* What the exercise asks *
All the data should come back exactly as it was given.

* Figure data in JSON *
** start **
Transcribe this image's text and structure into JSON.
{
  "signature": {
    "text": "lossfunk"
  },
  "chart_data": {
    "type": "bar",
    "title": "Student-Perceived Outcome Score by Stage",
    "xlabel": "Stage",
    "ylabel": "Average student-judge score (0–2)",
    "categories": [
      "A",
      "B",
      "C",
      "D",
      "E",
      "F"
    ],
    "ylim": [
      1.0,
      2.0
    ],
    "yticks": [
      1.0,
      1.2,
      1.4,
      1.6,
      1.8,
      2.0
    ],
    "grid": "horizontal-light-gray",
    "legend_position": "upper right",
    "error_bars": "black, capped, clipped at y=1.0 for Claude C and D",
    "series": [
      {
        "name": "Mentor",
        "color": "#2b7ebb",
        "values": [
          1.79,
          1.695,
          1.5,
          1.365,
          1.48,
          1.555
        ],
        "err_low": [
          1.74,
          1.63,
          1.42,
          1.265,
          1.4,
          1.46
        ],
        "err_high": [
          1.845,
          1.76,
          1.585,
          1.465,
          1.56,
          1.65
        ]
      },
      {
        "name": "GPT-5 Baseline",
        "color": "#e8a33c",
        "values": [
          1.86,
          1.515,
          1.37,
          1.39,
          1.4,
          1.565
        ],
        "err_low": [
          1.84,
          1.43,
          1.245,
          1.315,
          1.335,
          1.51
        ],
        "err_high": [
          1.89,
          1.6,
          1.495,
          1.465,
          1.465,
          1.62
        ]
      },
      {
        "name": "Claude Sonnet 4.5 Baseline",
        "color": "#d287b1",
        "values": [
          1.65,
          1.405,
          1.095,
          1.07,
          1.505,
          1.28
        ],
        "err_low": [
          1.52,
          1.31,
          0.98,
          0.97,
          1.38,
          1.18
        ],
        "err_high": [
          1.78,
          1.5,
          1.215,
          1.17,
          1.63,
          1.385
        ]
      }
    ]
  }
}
** end **
* Written response *
Transcribe this image's text and structure into JSON.
{
  "signature": {
    "text": "lossfunk"
  },
  "chart_data": {
    "type": "bar",
    "title": "Student-Perceived Outcome Score by Stage",
    "xlabel": "Stage",
    "ylabel": "Average student-judge score (0–2)",
    "categories": [
      "A",
      "B",
      "C",
      "D",
      "E",
      "F"
    ],
    "ylim": [
      1.0,
      2.0
    ],
    "yticks": [
      1.0,
      1.2,
      1.4,
      1.6,
      1.8,
      2.0
    ],
    "grid": "horizontal-light-gray",
    "legend_position": "upper right",
    "error_bars": "black, capped, clipped at y=1.0 for Claude C and D",
    "series": [
      {
        "name": "Mentor",
        "color": "#2b7ebb",
        "values": [
          1.79,
          1.695,
          1.5,
          1.365,
          1.48,
          1.555
        ],
        "err_low": [
          1.74,
          1.63,
          1.42,
          1.265,
          1.4,
          1.46
        ],
        "err_high": [
          1.845,
          1.76,
          1.585,
          1.465,
          1.56,
          1.65
        ]
      },
      {
        "name": "GPT-5 Baseline",
        "color": "#e8a33c",
        "values": [
          1.86,
          1.515,
          1.37,
          1.39,
          1.4,
          1.565
        ],
        "err_low": [
          1.84,
          1.43,
          1.245,
          1.315,
          1.335,
          1.51
        ],
        "err_high": [
          1.89,
          1.6,
          1.495,
          1.465,
          1.465,
          1.62
        ]
      },
      {
        "name": "Claude Sonnet 4.5 Baseline",
        "color": "#d287b1",
        "values": [
          1.65,
          1.405,
          1.095,
          1.07,
          1.505,
          1.28
        ],
        "err_low": [
          1.52,
          1.31,
          0.98,
          0.97,
          1.38,
          1.18
        ],
        "err_high": [
          1.78,
          1.5,
          1.215,
          1.17,
          1.63,
          1.385
        ]
      }
    ]
  }
}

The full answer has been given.